_Extracted records_.
---
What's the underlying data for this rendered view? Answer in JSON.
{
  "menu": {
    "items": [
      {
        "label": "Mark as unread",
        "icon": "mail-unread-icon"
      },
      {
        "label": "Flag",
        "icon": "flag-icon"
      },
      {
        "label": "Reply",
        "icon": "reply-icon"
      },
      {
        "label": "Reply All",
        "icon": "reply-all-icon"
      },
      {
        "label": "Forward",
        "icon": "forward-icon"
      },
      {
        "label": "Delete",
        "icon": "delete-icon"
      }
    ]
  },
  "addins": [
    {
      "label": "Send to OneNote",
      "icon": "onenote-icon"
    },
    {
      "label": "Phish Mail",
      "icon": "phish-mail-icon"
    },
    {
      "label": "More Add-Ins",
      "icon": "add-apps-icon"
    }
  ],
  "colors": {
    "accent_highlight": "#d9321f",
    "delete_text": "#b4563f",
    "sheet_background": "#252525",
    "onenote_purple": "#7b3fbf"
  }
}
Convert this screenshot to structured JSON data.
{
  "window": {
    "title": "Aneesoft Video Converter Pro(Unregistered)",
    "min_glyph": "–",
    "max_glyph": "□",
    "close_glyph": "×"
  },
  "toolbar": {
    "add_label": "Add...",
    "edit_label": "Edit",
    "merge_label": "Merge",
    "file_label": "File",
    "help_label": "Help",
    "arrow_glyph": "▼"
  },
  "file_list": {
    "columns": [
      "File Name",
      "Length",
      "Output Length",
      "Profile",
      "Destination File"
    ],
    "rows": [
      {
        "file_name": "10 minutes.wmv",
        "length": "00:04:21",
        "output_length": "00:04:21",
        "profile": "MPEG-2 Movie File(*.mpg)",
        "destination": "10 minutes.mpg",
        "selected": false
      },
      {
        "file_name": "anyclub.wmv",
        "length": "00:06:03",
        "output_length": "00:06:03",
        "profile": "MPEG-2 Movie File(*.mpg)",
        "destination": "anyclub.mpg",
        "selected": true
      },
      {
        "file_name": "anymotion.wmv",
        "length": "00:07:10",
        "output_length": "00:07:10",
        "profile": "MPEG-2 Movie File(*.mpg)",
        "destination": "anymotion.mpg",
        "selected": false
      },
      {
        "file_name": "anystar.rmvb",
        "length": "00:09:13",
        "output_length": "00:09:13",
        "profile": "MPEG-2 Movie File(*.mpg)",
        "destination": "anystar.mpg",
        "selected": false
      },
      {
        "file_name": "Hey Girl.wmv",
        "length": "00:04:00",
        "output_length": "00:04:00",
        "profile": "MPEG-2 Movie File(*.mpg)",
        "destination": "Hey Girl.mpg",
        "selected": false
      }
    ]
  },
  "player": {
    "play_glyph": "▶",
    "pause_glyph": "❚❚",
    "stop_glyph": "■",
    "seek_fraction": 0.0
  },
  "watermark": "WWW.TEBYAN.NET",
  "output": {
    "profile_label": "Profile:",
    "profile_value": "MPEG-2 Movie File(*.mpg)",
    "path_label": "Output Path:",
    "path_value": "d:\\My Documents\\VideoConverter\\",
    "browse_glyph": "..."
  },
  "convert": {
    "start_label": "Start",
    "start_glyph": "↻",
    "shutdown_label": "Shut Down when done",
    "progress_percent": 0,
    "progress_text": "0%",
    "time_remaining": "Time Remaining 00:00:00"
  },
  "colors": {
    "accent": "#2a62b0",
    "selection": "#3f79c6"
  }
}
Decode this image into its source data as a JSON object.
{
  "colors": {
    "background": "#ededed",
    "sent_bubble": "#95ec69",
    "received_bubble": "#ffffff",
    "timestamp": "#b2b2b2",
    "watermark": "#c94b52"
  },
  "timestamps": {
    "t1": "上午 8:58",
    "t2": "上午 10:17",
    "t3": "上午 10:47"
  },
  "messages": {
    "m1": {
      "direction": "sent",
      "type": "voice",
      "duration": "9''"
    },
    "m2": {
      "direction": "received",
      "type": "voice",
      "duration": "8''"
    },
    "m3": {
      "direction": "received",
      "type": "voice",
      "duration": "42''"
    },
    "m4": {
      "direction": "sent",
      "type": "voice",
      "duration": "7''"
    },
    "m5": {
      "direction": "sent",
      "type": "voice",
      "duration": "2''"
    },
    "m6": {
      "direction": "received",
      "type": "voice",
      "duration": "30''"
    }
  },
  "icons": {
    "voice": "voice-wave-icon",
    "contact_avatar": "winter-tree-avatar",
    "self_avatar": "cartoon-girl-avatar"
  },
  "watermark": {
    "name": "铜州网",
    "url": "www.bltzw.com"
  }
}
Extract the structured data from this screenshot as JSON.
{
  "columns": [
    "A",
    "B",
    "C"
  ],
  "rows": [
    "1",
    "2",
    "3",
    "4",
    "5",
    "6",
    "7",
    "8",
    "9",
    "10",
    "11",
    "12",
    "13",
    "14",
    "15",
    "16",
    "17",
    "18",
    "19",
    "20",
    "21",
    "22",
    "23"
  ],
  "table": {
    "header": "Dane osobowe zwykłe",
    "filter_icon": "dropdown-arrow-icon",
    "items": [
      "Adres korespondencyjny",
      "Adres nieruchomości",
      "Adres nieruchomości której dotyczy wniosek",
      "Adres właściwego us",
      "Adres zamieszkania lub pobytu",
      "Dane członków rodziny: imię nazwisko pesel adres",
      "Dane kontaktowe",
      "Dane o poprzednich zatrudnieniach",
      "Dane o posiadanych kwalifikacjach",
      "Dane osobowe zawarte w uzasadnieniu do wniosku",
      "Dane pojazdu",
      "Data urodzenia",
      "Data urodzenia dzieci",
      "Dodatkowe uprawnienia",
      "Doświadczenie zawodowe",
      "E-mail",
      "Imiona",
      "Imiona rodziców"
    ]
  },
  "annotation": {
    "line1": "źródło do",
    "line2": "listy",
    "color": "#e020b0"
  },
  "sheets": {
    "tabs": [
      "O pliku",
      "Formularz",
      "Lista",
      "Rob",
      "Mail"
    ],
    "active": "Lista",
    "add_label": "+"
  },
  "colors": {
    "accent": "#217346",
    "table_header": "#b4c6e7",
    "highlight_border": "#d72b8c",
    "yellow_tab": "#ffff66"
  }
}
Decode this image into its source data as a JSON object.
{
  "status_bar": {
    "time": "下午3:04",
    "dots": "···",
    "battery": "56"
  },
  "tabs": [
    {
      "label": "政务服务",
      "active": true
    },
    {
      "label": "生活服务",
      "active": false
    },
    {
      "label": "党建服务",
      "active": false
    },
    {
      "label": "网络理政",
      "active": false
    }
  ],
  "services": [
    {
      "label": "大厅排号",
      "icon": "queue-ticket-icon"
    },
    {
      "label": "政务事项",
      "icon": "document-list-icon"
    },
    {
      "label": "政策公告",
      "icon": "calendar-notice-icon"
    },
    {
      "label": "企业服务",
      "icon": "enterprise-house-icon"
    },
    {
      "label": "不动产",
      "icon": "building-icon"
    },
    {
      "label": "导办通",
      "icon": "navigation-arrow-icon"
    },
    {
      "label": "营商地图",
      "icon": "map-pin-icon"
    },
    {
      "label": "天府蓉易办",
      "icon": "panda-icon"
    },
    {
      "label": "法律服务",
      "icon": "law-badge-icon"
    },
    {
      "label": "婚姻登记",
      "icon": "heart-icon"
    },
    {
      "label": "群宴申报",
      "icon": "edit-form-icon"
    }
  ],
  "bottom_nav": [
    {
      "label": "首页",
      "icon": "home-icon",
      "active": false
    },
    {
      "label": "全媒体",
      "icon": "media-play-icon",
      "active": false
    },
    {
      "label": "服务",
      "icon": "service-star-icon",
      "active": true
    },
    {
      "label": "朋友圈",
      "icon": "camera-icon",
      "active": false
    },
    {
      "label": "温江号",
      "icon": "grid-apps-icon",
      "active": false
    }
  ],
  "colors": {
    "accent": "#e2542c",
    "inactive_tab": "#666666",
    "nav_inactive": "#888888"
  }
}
---
_STATED GOAL_.
Point out every line holding the string "osobowe" and copy it.

_FULL RESPONSE_.
    "header": "Dane osobowe zwykłe",
      "Dane osobowe zawarte w uzasadnieniu do wniosku",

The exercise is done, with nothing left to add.